— Begin DATA FOR THE TASK —

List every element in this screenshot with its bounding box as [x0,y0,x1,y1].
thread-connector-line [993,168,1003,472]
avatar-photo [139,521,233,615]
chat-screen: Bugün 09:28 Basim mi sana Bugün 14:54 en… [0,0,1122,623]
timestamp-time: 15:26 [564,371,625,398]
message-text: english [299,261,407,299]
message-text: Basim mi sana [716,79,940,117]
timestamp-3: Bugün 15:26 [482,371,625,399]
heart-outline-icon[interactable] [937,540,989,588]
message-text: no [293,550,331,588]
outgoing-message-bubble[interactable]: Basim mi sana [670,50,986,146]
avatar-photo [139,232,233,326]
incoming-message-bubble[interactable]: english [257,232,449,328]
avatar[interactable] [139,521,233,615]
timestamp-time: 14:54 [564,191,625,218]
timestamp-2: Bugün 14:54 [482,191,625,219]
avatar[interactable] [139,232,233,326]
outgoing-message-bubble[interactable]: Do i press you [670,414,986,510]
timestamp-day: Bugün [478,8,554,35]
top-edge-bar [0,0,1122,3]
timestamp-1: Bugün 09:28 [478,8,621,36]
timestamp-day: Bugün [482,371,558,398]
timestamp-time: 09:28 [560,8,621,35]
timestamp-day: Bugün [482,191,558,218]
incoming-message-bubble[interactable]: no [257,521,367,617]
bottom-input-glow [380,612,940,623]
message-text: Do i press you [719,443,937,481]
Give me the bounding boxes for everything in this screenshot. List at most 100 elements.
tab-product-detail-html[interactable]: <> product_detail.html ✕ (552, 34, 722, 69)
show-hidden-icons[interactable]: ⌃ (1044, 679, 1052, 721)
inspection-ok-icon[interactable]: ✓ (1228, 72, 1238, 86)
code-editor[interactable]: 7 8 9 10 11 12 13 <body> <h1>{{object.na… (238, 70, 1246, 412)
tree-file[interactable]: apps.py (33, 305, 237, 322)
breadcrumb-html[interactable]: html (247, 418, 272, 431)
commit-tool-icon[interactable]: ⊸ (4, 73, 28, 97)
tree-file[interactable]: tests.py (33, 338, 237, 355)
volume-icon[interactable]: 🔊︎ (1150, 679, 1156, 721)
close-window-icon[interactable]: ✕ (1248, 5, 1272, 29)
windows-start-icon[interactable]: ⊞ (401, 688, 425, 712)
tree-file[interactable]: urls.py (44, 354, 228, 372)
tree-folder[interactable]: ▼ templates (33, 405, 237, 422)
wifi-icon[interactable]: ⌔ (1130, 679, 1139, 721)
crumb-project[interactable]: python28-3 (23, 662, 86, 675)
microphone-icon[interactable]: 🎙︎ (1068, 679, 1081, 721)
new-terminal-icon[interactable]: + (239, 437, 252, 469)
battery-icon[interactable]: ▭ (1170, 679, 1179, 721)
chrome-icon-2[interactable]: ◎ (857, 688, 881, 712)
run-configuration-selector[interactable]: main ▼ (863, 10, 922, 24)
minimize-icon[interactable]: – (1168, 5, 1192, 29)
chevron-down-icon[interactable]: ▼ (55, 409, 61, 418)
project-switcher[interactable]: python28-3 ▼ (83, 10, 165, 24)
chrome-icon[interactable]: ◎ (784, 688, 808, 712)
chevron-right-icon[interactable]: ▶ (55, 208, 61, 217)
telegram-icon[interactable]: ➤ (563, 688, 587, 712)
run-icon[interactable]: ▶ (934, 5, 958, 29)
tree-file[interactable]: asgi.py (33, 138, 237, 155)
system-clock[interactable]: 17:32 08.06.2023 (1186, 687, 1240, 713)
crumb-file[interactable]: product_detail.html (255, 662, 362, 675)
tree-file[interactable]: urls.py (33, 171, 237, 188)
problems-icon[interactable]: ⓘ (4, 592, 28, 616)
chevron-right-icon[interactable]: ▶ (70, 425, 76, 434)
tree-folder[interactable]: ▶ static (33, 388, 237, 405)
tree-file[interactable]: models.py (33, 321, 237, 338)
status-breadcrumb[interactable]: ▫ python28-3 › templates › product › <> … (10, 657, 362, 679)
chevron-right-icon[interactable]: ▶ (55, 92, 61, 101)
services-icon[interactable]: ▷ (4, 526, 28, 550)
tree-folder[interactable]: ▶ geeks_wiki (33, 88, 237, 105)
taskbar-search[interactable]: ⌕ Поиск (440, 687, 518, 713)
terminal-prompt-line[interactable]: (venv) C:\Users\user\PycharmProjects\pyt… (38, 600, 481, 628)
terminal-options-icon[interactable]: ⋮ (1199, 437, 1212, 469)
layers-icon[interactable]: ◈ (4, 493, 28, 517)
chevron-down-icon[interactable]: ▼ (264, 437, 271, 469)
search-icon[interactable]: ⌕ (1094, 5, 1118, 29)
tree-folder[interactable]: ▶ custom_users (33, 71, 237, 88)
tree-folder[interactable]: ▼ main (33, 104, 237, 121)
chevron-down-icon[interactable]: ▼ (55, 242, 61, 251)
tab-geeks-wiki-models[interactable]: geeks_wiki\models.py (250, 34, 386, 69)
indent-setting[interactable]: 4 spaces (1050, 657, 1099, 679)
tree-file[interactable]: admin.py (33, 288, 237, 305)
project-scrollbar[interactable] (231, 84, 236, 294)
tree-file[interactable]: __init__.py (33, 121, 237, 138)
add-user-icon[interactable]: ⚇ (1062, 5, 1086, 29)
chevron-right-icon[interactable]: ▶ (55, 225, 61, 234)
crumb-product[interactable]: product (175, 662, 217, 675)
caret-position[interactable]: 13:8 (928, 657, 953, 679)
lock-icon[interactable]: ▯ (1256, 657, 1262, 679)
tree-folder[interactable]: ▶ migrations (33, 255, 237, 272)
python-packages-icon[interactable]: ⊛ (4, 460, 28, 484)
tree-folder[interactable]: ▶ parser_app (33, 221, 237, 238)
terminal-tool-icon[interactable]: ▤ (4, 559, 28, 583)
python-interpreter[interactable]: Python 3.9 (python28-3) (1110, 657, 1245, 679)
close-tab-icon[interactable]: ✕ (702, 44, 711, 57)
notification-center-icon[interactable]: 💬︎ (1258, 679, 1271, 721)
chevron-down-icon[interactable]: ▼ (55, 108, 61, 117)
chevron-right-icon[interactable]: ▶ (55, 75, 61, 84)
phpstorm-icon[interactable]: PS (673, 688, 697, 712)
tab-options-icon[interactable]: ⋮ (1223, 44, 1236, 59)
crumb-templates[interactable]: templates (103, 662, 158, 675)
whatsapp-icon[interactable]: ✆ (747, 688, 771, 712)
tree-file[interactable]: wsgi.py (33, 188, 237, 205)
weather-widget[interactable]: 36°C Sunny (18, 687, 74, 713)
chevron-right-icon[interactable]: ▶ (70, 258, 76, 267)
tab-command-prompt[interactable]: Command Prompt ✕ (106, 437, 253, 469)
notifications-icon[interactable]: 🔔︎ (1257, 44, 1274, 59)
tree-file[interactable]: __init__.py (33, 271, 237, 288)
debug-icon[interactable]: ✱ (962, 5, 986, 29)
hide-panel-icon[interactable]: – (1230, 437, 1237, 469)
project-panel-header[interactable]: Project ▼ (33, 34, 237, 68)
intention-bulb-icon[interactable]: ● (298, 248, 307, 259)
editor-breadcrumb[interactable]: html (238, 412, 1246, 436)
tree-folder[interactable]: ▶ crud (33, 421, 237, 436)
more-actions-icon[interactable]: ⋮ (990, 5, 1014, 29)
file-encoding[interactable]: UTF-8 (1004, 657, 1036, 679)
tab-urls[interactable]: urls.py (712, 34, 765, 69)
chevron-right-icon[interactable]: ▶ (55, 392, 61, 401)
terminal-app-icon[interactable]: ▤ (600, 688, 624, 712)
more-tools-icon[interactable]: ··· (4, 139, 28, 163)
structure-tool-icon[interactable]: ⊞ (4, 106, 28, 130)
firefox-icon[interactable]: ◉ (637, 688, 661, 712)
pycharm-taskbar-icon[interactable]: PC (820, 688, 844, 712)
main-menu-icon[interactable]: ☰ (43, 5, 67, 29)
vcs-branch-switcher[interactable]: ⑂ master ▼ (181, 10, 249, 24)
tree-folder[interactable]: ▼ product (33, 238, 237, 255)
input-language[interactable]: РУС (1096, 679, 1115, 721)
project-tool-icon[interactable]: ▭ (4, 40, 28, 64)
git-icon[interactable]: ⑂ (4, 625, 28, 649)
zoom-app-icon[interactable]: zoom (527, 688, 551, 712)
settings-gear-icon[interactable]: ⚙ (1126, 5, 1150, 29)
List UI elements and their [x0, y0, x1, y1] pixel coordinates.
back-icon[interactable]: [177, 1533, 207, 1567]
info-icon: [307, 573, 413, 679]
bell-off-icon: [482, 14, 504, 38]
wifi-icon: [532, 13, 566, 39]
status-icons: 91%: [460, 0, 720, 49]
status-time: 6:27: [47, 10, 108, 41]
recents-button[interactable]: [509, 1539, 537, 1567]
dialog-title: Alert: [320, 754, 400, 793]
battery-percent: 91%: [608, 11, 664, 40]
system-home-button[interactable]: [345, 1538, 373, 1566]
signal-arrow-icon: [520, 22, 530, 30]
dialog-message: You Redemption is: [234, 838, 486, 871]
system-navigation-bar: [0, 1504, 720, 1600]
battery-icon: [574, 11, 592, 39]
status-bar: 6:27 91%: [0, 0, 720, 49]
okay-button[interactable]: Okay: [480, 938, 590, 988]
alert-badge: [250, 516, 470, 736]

— End DATA FOR THE TASK —

**GIVEN PROBLEM**: Reproduce only the entries from the first line through the line containing "timestamp-time: 15:26 [564,371,625,398]". In those lines, substitute "profile-picture" for "avatar-photo" and leave everything else unchanged.

**COMPLETED EXERCISE**:
List every element in this screenshot with its bounding box as [x0,y0,x1,y1].
thread-connector-line [993,168,1003,472]
profile-picture [139,521,233,615]
chat-screen: Bugün 09:28 Basim mi sana Bugün 14:54 en… [0,0,1122,623]
timestamp-time: 15:26 [564,371,625,398]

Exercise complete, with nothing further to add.